**Exercise task**
Reproduce the listing below exactly. Pictures do not belong in the copy.

BEGIN Records provided

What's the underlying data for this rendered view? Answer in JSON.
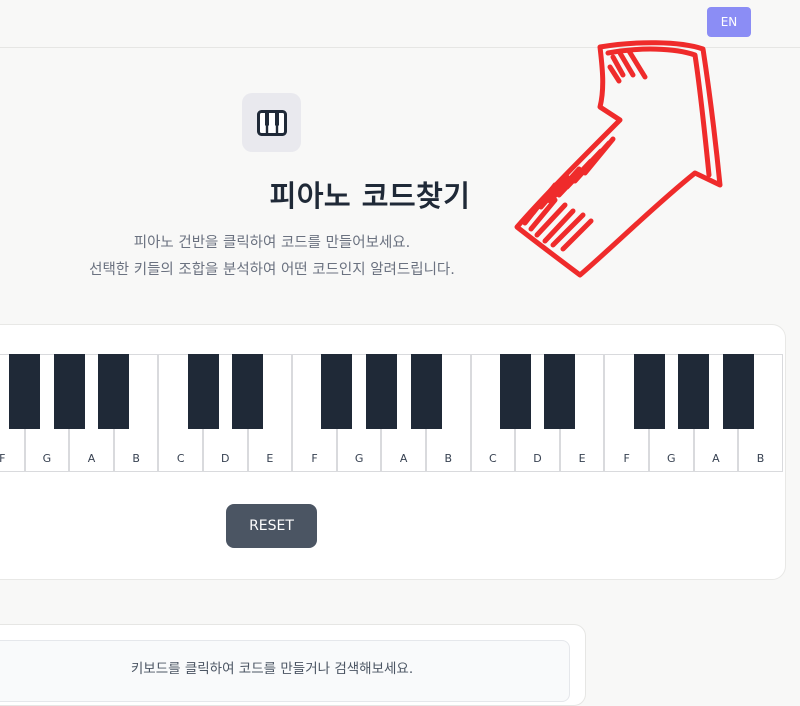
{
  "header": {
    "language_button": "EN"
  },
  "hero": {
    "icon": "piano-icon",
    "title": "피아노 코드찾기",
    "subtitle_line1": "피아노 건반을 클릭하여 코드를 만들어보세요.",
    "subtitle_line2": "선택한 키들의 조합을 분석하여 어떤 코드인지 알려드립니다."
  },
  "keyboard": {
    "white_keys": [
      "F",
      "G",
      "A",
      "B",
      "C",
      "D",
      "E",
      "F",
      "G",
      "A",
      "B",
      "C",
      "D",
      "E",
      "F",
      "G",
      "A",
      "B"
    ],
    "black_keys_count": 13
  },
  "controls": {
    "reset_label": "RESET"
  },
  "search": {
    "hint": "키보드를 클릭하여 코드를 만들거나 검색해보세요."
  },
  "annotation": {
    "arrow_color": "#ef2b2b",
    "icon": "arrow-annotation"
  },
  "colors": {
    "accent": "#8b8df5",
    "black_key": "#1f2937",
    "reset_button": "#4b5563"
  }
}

END Records provided

**Correct output**
What's the underlying data for this rendered view? Answer in JSON.
{
  "header": {
    "language_button": "EN"
  },
  "hero": {
    "icon": "piano-icon",
    "title": "피아노 코드찾기",
    "subtitle_line1": "피아노 건반을 클릭하여 코드를 만들어보세요.",
    "subtitle_line2": "선택한 키들의 조합을 분석하여 어떤 코드인지 알려드립니다."
  },
  "keyboard": {
    "white_keys": [
      "F",
      "G",
      "A",
      "B",
      "C",
      "D",
      "E",
      "F",
      "G",
      "A",
      "B",
      "C",
      "D",
      "E",
      "F",
      "G",
      "A",
      "B"
    ],
    "black_keys_count": 13
  },
  "controls": {
    "reset_label": "RESET"
  },
  "search": {
    "hint": "키보드를 클릭하여 코드를 만들거나 검색해보세요."
  },
  "annotation": {
    "arrow_color": "#ef2b2b",
    "icon": "arrow-annotation"
  },
  "colors": {
    "accent": "#8b8df5",
    "black_key": "#1f2937",
    "reset_button": "#4b5563"
  }
}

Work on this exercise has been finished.